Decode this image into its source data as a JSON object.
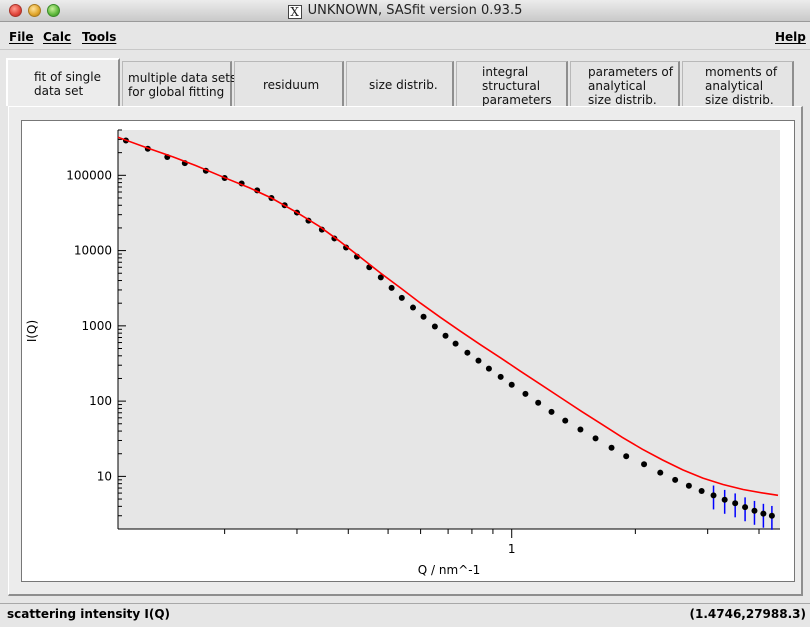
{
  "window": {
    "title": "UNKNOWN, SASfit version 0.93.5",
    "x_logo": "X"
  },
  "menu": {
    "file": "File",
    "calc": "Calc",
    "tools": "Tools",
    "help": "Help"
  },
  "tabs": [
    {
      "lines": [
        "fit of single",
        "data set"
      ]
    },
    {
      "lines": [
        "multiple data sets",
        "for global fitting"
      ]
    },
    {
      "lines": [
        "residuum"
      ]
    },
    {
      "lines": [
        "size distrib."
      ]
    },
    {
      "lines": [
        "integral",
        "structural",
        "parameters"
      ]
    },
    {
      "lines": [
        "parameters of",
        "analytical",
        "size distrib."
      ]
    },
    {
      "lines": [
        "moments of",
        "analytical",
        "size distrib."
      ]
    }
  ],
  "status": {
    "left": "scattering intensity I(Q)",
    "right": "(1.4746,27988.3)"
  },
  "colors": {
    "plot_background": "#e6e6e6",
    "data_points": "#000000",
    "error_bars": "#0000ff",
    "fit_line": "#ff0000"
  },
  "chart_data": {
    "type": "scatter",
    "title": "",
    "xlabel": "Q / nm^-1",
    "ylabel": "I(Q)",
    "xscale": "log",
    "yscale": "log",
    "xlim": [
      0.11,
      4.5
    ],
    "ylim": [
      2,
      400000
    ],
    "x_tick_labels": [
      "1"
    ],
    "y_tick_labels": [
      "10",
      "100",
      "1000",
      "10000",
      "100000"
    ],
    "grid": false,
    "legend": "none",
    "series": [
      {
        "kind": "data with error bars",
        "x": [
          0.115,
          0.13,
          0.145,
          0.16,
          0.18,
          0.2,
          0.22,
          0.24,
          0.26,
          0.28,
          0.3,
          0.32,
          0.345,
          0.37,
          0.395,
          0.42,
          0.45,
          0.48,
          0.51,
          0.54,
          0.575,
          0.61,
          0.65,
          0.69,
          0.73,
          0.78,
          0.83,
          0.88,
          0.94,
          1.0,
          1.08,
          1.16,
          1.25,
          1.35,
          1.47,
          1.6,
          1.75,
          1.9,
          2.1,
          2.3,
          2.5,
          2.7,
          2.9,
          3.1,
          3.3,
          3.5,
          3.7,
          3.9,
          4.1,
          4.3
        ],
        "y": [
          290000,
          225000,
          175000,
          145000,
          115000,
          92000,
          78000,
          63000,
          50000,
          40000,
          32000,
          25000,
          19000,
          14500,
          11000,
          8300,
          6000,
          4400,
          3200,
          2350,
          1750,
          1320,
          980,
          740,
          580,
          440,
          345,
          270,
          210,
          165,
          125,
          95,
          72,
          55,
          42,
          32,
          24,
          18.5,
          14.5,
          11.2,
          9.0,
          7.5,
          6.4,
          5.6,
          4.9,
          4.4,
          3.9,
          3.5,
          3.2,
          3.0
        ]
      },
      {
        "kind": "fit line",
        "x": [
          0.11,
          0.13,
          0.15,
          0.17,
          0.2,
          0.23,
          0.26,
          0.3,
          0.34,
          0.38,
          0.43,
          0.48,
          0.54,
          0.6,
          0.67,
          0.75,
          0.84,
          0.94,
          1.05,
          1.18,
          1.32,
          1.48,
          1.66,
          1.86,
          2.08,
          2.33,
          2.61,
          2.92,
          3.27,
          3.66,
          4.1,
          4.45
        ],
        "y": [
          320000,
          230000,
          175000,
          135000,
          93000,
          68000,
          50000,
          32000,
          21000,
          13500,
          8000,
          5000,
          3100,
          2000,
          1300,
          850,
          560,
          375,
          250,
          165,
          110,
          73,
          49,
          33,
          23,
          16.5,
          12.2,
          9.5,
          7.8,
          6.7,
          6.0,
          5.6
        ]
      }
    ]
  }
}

[Given instruction]: Gather each line in these records that contains the string "kind".

[Written response]:
        "kind": "data with error bars",
        "kind": "fit line",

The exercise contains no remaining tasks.